**DOCUMENT SECTION:**
_ _ _ _ _

When did you last change your work password? Was it when the system prompted you? When you were first hired? Or maybe the answer doesn’t matter. When it comes to password safety, old adages don’t always apply anymore. Let’s take a look at what today’s business password management really needs by focusing on the valuable data behind the password. 

What Causes the Persistent Password Problem?

At least part of the issue with passwords is that user hygiene hasn’t gotten any better in recent years. In fact, some evidence suggests it’s gotten worse. A 2020 study from LastPass found that more than half of users hadn’t changed their passwords in the past year. Some elected to keep their passwords the same even after a data breach hit their web accounts.

Instances of password reuse have become more widespread in recent years. Indeed, two-thirds of people in the same survey indicated that they “always” or “mostly” use the same password and/or slight variants on it across multiple web accounts. That’s up from 8% observed two years earlier. It’s also despite the fact that 91% of users knew beforehand that reusing a password is a risk.

How Bad Password Safety Habits End up Hurting Business

Many users take their password security for granted — even when they have reason not to and when they know better. They don’t just end up hurting themselves in doing so. They also end up costing the business big in terms of legal fees, compliance penalties and other damages associated with cleaning up a breach.

Poor password hygiene threatens a business in more ways than opening up a common attack vector, however. The act of simply managing passwords comes with its own costs. And that price tag is increasing. IT personnel are managing passwords while they could be strengthening their employer’s digital security in other, more meaningful ways.

Why Is Business Password Management Failing?

No one wants to spend their valuable work time managing passwords. But in a way, organizations are locking themselves into this fate. That’s because of the types of password safety rules they’re choosing for their workforce. To be specific, they need to go beyond password policies with an eye towards security only. They want to prevent account takeover fraud and related data breaches, so they hold their employees to measures such as frequent password changes and special characters.

It’s a good effort, to be sure. But it misses everything we’ve already discussed above. Employees are already reusing essentially the same password across multiple accounts. That’s in part because of these policies. Indeed, requiring users to come up with passwords containing special characters on a regular basis ignores their needs as users. Employees want to do their work with as few complications as possible, so they might be inclined to create passwords with minimal variation so that they can remember their passwords and not cause their duties to take longer than they need to.

This conflict between security needs and user needs has not gone unnoticed. In the past few years, the National Institute of Standards and Technology (NIST) recognized how certain password security guidelines were inadvertently contributing to the password reuse problem. That’s why NIST updated its specifications to avoid those ‘traditional’ security suggestions.

_ _ _ _ _

**PROBLEM 1:** In the password article, what share of users in the 2020 LastPass study had not changed their passwords in the past year?
**PROBLEM 2:** List every section heading in the password article.

Document layout detection data:
_ _ _ _ _

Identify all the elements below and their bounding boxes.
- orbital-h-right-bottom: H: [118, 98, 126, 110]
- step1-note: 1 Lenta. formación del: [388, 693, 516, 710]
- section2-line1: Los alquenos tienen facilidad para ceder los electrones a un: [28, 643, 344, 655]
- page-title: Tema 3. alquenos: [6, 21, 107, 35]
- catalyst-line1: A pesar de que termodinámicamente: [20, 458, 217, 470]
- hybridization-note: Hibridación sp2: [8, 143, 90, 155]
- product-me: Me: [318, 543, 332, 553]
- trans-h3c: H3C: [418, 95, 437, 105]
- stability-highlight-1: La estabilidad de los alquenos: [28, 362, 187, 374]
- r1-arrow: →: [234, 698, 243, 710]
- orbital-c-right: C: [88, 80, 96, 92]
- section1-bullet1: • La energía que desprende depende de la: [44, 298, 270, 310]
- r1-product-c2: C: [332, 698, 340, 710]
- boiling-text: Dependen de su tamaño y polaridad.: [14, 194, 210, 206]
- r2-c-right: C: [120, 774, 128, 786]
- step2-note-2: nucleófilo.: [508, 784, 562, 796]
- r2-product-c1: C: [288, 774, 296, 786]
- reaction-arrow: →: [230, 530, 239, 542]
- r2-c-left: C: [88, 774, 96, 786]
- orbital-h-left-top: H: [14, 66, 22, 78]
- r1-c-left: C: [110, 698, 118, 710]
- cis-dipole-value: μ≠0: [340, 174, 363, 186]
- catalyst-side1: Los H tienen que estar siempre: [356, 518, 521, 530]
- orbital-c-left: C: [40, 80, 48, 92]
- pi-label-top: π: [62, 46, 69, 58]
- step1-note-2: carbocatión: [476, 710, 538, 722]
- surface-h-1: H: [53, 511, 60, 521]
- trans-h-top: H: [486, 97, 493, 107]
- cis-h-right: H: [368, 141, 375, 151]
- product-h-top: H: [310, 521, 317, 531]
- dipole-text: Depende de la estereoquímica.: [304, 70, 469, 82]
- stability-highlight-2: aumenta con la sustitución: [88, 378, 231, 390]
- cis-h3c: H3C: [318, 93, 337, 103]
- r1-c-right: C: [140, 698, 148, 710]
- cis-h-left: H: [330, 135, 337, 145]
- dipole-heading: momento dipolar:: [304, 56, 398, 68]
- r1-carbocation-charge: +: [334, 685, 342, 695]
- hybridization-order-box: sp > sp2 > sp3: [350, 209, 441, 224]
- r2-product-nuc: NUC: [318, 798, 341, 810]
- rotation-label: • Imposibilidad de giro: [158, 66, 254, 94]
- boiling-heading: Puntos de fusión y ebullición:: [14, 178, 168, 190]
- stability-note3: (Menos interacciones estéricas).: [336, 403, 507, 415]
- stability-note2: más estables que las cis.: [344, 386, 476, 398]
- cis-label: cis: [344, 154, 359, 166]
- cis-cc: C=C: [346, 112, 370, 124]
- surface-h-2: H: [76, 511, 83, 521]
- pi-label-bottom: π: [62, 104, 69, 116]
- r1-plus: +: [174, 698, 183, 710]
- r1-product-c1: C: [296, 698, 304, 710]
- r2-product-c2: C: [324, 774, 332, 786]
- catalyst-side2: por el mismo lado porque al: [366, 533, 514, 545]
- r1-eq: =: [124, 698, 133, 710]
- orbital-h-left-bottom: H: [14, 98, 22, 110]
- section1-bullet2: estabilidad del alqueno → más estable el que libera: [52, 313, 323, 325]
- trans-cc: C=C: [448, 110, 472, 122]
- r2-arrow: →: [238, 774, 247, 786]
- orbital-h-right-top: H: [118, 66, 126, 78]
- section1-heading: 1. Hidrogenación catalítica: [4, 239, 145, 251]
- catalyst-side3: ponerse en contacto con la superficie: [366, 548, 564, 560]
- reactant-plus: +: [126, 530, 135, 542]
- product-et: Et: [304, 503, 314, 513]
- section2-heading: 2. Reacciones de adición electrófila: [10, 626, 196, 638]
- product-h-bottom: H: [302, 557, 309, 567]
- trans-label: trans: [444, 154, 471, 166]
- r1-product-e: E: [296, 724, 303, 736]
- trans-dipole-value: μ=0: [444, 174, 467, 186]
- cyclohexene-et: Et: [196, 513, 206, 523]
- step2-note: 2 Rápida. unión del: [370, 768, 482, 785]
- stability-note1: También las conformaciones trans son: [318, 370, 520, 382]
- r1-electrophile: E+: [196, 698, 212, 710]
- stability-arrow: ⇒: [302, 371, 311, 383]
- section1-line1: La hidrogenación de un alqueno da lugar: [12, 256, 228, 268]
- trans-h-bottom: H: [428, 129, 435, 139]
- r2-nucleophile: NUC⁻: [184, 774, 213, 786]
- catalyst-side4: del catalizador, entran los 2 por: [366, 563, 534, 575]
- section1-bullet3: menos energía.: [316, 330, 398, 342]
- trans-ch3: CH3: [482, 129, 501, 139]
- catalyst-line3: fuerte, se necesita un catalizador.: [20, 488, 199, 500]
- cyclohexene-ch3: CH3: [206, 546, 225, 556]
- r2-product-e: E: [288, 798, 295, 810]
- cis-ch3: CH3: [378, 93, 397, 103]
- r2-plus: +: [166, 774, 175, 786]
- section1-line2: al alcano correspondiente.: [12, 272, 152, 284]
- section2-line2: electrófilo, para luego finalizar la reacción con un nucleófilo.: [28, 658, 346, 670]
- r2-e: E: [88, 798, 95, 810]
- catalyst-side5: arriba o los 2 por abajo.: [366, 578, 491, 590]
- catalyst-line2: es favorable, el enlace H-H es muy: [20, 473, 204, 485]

_ _ _ _ _

**EXERCISE SOLUTION 1:** More than half

**EXERCISE SOLUTION 2:**
What Causes the Persistent Password Problem?
How Bad Password Safety Habits End up Hurting Business
Why Is Business Password Management Failing?